◆ Challenge
Repeat every line below exactly, word for word.

Records
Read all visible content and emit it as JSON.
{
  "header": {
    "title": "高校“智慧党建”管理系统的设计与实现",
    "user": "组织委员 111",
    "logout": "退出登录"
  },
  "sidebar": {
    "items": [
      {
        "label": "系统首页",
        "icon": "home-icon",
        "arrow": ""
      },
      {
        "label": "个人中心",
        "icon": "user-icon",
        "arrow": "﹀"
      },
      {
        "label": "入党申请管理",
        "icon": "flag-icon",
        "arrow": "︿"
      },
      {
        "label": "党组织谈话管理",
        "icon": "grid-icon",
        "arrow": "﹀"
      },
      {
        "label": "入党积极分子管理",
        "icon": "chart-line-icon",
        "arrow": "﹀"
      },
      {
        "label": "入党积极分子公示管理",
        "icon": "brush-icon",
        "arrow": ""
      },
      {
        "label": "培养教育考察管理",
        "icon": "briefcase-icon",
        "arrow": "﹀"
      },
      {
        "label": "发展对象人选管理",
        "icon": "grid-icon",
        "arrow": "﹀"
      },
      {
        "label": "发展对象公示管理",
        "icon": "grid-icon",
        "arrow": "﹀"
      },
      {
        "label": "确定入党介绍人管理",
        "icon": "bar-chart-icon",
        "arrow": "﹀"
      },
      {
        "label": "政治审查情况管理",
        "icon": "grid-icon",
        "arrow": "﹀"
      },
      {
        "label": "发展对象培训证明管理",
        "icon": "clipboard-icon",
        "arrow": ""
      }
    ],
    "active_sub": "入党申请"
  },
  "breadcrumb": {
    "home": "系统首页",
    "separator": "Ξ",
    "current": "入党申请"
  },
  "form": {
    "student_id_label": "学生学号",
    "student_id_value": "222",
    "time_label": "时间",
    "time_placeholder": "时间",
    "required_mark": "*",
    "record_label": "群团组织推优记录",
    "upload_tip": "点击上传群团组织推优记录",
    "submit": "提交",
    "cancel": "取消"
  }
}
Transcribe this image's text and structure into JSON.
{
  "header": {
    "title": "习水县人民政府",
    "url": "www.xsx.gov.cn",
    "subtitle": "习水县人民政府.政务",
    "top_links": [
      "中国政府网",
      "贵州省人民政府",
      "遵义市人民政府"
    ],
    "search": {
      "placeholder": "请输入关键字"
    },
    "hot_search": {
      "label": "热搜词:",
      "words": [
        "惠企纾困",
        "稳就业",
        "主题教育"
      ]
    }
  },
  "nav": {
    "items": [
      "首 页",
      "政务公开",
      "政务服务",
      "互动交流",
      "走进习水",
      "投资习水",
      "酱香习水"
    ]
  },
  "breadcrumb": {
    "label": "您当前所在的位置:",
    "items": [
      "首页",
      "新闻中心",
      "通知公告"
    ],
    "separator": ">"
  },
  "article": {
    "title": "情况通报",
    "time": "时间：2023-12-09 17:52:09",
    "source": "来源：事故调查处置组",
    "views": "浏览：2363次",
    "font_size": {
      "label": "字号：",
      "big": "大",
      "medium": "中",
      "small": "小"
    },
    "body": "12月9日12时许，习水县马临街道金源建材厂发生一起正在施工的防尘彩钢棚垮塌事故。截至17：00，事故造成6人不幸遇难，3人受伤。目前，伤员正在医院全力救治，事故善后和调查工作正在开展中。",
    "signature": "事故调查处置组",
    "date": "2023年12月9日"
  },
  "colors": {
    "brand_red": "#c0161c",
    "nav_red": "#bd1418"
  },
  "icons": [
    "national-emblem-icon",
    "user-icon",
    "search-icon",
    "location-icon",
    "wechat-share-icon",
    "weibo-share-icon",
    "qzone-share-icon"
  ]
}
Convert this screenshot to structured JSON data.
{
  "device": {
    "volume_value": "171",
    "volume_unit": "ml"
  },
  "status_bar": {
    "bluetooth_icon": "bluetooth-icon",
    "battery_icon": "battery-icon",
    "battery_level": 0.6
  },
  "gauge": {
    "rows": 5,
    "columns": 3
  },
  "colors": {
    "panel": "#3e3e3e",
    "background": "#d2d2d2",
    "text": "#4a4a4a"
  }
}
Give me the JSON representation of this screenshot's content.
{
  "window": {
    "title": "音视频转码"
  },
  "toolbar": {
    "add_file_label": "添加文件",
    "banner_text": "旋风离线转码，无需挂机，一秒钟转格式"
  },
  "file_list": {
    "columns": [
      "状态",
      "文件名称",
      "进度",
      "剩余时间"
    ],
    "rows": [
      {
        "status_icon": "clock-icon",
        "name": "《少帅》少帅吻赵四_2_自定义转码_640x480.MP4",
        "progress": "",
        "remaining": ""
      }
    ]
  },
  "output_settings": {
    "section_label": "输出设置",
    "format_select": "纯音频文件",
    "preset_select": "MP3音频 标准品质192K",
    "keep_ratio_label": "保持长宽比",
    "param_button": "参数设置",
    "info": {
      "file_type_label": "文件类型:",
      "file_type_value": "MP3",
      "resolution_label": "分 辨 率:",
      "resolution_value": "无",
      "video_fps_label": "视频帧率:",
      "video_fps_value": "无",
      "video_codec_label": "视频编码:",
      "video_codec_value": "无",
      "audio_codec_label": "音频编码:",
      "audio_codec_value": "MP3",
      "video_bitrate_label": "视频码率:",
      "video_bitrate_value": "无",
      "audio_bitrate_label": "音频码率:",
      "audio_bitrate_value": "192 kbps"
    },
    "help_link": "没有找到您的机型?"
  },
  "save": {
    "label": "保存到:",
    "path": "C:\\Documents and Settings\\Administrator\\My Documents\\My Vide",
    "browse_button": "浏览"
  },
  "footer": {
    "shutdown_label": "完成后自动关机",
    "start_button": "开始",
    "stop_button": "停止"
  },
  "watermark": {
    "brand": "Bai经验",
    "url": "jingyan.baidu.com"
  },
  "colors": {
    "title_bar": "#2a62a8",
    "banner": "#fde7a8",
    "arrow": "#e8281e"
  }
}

◆ Answer below
Read all visible content and emit it as JSON.
{
  "header": {
    "title": "高校“智慧党建”管理系统的设计与实现",
    "user": "组织委员 111",
    "logout": "退出登录"
  },
  "sidebar": {
    "items": [
      {
        "label": "系统首页",
        "icon": "home-icon",
        "arrow": ""
      },
      {
        "label": "个人中心",
        "icon": "user-icon",
        "arrow": "﹀"
      },
      {
        "label": "入党申请管理",
        "icon": "flag-icon",
        "arrow": "︿"
      },
      {
        "label": "党组织谈话管理",
        "icon": "grid-icon",
        "arrow": "﹀"
      },
      {
        "label": "入党积极分子管理",
        "icon": "chart-line-icon",
        "arrow": "﹀"
      },
      {
        "label": "入党积极分子公示管理",
        "icon": "brush-icon",
        "arrow": ""
      },
      {
        "label": "培养教育考察管理",
        "icon": "briefcase-icon",
        "arrow": "﹀"
      },
      {
        "label": "发展对象人选管理",
        "icon": "grid-icon",
        "arrow": "﹀"
      },
      {
        "label": "发展对象公示管理",
        "icon": "grid-icon",
        "arrow": "﹀"
      },
      {
        "label": "确定入党介绍人管理",
        "icon": "bar-chart-icon",
        "arrow": "﹀"
      },
      {
        "label": "政治审查情况管理",
        "icon": "grid-icon",
        "arrow": "﹀"
      },
      {
        "label": "发展对象培训证明管理",
        "icon": "clipboard-icon",
        "arrow": ""
      }
    ],
    "active_sub": "入党申请"
  },
  "breadcrumb": {
    "home": "系统首页",
    "separator": "Ξ",
    "current": "入党申请"
  },
  "form": {
    "student_id_label": "学生学号",
    "student_id_value": "222",
    "time_label": "时间",
    "time_placeholder": "时间",
    "required_mark": "*",
    "record_label": "群团组织推优记录",
    "upload_tip": "点击上传群团组织推优记录",
    "submit": "提交",
    "cancel": "取消"
  }
}
Transcribe this image's text and structure into JSON.
{
  "header": {
    "title": "习水县人民政府",
    "url": "www.xsx.gov.cn",
    "subtitle": "习水县人民政府.政务",
    "top_links": [
      "中国政府网",
      "贵州省人民政府",
      "遵义市人民政府"
    ],
    "search": {
      "placeholder": "请输入关键字"
    },
    "hot_search": {
      "label": "热搜词:",
      "words": [
        "惠企纾困",
        "稳就业",
        "主题教育"
      ]
    }
  },
  "nav": {
    "items": [
      "首 页",
      "政务公开",
      "政务服务",
      "互动交流",
      "走进习水",
      "投资习水",
      "酱香习水"
    ]
  },
  "breadcrumb": {
    "label": "您当前所在的位置:",
    "items": [
      "首页",
      "新闻中心",
      "通知公告"
    ],
    "separator": ">"
  },
  "article": {
    "title": "情况通报",
    "time": "时间：2023-12-09 17:52:09",
    "source": "来源：事故调查处置组",
    "views": "浏览：2363次",
    "font_size": {
      "label": "字号：",
      "big": "大",
      "medium": "中",
      "small": "小"
    },
    "body": "12月9日12时许，习水县马临街道金源建材厂发生一起正在施工的防尘彩钢棚垮塌事故。截至17：00，事故造成6人不幸遇难，3人受伤。目前，伤员正在医院全力救治，事故善后和调查工作正在开展中。",
    "signature": "事故调查处置组",
    "date": "2023年12月9日"
  },
  "colors": {
    "brand_red": "#c0161c",
    "nav_red": "#bd1418"
  },
  "icons": [
    "national-emblem-icon",
    "user-icon",
    "search-icon",
    "location-icon",
    "wechat-share-icon",
    "weibo-share-icon",
    "qzone-share-icon"
  ]
}
Convert this screenshot to structured JSON data.
{
  "device": {
    "volume_value": "171",
    "volume_unit": "ml"
  },
  "status_bar": {
    "bluetooth_icon": "bluetooth-icon",
    "battery_icon": "battery-icon",
    "battery_level": 0.6
  },
  "gauge": {
    "rows": 5,
    "columns": 3
  },
  "colors": {
    "panel": "#3e3e3e",
    "background": "#d2d2d2",
    "text": "#4a4a4a"
  }
}
Give me the JSON representation of this screenshot's content.
{
  "window": {
    "title": "音视频转码"
  },
  "toolbar": {
    "add_file_label": "添加文件",
    "banner_text": "旋风离线转码，无需挂机，一秒钟转格式"
  },
  "file_list": {
    "columns": [
      "状态",
      "文件名称",
      "进度",
      "剩余时间"
    ],
    "rows": [
      {
        "status_icon": "clock-icon",
        "name": "《少帅》少帅吻赵四_2_自定义转码_640x480.MP4",
        "progress": "",
        "remaining": ""
      }
    ]
  },
  "output_settings": {
    "section_label": "输出设置",
    "format_select": "纯音频文件",
    "preset_select": "MP3音频 标准品质192K",
    "keep_ratio_label": "保持长宽比",
    "param_button": "参数设置",
    "info": {
      "file_type_label": "文件类型:",
      "file_type_value": "MP3",
      "resolution_label": "分 辨 率:",
      "resolution_value": "无",
      "video_fps_label": "视频帧率:",
      "video_fps_value": "无",
      "video_codec_label": "视频编码:",
      "video_codec_value": "无",
      "audio_codec_label": "音频编码:",
      "audio_codec_value": "MP3",
      "video_bitrate_label": "视频码率:",
      "video_bitrate_value": "无",
      "audio_bitrate_label": "音频码率:",
      "audio_bitrate_value": "192 kbps"
    },
    "help_link": "没有找到您的机型?"
  },
  "save": {
    "label": "保存到:",
    "path": "C:\\Documents and Settings\\Administrator\\My Documents\\My Vide",
    "browse_button": "浏览"
  },
  "footer": {
    "shutdown_label": "完成后自动关机",
    "start_button": "开始",
    "stop_button": "停止"
  },
  "watermark": {
    "brand": "Bai经验",
    "url": "jingyan.baidu.com"
  },
  "colors": {
    "title_bar": "#2a62a8",
    "banner": "#fde7a8",
    "arrow": "#e8281e"
  }
}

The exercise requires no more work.